◆ **GIVEN EXERCISE**
Filter the records below for the word "JSON". Copy each line that holds it.

* start DATASET ENTRIES *

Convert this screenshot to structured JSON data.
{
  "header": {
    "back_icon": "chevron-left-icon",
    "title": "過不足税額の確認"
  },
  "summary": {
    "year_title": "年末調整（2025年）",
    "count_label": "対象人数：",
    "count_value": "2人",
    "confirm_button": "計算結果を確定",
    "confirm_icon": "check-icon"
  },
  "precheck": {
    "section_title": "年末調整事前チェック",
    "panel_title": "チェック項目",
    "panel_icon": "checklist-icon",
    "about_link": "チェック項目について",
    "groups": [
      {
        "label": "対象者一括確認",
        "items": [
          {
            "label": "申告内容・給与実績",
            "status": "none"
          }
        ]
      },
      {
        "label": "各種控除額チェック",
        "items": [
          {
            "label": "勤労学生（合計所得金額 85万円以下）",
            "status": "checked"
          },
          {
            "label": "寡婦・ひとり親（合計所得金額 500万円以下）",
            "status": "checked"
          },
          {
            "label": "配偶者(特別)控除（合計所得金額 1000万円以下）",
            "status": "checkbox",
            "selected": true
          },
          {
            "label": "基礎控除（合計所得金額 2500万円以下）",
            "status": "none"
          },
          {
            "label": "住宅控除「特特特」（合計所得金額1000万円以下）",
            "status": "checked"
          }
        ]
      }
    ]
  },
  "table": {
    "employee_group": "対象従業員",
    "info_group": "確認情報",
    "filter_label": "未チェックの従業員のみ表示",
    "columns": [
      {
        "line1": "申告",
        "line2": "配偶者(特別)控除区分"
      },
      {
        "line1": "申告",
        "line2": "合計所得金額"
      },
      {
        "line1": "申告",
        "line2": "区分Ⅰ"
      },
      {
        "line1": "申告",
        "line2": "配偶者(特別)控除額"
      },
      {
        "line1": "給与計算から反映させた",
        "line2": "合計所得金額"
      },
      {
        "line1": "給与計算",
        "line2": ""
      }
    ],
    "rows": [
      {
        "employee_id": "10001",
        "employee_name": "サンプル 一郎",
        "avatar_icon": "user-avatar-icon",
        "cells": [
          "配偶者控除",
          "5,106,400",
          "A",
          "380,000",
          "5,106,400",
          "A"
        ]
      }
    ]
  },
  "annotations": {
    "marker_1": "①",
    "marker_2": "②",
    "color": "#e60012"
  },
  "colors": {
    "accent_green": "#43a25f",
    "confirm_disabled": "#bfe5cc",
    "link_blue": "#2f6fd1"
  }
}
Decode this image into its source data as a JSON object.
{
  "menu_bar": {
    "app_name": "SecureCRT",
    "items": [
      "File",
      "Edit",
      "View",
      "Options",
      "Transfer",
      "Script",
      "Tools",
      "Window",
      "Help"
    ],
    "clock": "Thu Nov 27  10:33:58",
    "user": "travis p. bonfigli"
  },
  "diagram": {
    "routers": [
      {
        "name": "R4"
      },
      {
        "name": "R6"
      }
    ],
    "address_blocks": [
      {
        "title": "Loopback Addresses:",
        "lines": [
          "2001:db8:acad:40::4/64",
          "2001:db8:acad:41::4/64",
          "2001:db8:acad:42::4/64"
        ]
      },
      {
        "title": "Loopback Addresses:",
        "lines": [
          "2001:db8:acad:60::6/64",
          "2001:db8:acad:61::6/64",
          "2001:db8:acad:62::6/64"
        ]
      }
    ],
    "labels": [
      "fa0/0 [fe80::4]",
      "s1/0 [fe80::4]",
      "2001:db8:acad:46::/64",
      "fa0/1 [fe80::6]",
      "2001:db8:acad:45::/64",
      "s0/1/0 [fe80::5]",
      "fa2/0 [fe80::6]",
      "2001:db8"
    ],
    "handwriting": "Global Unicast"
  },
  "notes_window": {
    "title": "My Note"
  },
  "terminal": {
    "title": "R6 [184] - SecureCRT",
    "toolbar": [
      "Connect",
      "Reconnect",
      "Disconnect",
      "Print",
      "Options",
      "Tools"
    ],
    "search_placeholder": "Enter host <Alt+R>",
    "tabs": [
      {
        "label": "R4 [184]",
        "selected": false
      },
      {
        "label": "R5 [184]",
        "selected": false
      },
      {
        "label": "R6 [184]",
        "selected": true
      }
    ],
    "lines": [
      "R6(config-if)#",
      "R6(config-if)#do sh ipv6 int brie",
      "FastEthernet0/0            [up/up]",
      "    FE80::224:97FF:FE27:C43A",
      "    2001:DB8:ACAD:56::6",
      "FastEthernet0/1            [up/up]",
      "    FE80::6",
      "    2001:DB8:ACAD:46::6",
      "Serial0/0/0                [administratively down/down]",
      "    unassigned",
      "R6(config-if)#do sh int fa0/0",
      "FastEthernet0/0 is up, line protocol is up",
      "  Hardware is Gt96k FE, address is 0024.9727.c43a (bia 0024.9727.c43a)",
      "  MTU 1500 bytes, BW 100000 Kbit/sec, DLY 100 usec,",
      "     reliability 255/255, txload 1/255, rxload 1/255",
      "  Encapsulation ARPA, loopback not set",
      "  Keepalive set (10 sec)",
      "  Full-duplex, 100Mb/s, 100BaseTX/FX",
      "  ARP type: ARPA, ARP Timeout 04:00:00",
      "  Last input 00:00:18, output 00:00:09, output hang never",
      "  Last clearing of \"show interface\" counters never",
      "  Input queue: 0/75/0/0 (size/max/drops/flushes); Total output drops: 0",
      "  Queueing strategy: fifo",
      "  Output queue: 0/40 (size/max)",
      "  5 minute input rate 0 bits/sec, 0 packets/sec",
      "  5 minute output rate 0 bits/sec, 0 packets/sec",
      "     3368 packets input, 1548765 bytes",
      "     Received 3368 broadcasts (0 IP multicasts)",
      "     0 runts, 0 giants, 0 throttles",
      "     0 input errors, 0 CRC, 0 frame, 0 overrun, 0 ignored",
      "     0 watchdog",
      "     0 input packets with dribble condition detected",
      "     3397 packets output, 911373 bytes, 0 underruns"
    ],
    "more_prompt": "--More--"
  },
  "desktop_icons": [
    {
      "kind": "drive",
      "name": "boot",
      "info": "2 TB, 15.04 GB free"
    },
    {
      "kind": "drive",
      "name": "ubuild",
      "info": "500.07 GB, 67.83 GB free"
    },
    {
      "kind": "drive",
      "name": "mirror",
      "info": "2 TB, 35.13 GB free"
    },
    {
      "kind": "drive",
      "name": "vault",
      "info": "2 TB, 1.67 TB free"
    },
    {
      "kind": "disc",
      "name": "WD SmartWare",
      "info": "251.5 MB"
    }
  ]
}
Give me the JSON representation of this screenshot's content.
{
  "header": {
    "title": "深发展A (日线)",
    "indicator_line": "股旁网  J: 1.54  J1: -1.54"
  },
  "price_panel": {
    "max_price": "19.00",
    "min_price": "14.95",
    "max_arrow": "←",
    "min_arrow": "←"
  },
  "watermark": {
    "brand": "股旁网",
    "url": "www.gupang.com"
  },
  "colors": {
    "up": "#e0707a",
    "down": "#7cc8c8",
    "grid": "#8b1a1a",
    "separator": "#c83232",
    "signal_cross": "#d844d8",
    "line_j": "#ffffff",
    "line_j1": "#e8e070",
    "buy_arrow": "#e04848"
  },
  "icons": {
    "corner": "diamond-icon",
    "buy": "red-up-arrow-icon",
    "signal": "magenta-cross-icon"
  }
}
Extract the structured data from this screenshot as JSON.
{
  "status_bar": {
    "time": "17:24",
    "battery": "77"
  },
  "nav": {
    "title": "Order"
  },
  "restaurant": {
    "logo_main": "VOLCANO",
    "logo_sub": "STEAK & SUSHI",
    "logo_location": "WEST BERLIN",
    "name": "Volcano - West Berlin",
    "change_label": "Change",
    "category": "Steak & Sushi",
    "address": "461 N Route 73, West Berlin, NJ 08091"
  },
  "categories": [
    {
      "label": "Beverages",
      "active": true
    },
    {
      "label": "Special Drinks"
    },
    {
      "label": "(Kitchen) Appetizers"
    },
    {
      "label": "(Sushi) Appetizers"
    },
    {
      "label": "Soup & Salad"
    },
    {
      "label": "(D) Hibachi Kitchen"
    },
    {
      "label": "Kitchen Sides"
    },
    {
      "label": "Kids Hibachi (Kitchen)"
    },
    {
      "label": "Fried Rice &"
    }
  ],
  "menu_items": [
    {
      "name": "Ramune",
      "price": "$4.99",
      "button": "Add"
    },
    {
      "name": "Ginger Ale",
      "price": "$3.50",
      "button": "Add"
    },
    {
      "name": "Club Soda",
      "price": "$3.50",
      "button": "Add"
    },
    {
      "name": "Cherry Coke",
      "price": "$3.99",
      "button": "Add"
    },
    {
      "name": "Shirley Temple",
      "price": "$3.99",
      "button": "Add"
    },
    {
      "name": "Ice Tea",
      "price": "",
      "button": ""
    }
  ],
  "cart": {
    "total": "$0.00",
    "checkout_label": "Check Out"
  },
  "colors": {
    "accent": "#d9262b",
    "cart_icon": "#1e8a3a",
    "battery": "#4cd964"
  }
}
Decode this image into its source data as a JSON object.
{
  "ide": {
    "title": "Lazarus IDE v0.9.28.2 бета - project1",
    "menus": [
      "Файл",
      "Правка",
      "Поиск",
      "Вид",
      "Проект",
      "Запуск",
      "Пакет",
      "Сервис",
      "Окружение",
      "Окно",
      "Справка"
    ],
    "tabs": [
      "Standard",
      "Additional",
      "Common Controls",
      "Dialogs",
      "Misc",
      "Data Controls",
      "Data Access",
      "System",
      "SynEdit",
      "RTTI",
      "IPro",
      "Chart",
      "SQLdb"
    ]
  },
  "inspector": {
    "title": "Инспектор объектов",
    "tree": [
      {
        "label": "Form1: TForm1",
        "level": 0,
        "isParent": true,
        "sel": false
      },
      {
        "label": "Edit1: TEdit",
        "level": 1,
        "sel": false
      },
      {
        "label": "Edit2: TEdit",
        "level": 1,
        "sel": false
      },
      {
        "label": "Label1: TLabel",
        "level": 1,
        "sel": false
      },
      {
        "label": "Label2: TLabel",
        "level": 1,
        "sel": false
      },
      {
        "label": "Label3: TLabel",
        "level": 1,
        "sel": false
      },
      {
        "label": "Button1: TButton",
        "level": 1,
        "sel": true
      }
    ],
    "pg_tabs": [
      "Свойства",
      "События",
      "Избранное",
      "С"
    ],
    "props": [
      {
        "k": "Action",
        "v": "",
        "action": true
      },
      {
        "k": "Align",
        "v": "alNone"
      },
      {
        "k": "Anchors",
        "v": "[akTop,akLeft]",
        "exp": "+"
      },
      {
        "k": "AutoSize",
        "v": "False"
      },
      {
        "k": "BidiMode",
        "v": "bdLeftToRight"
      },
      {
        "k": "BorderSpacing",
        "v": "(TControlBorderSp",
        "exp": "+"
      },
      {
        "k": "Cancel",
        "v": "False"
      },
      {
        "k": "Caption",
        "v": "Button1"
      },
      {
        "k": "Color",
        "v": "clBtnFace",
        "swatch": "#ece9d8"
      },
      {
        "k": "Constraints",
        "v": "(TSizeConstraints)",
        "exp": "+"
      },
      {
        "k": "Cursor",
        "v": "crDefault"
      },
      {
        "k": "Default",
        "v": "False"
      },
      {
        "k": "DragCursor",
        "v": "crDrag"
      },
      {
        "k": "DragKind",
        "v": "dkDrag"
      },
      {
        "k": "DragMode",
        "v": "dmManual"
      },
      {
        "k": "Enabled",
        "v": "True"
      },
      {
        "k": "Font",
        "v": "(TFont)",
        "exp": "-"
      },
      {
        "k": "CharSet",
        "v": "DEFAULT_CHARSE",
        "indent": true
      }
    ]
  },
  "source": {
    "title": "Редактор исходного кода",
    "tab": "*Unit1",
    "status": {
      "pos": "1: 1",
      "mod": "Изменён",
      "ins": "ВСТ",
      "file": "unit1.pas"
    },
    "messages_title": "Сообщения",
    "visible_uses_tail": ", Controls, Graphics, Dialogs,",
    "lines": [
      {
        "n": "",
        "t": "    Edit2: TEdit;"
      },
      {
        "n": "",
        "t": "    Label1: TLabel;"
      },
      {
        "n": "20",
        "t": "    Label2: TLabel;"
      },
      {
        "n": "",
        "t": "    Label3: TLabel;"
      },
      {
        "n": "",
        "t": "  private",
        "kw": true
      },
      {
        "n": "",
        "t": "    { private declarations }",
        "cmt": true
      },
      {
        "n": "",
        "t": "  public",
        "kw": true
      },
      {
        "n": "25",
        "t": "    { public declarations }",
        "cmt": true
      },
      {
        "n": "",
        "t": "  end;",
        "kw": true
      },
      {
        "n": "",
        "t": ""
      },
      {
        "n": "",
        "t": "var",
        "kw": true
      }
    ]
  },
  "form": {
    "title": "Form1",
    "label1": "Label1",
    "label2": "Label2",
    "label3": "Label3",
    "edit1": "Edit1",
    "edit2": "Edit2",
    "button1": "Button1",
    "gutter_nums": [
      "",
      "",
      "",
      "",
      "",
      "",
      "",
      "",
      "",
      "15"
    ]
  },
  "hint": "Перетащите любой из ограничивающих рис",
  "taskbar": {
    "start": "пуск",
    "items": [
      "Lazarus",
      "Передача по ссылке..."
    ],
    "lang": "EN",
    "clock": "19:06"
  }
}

* end DATASET ENTRIES *

◆ **THE SOLUTION**
Convert this screenshot to structured JSON data.
Decode this image into its source data as a JSON object.
Give me the JSON representation of this screenshot's content.
Extract the structured data from this screenshot as JSON.
Decode this image into its source data as a JSON object.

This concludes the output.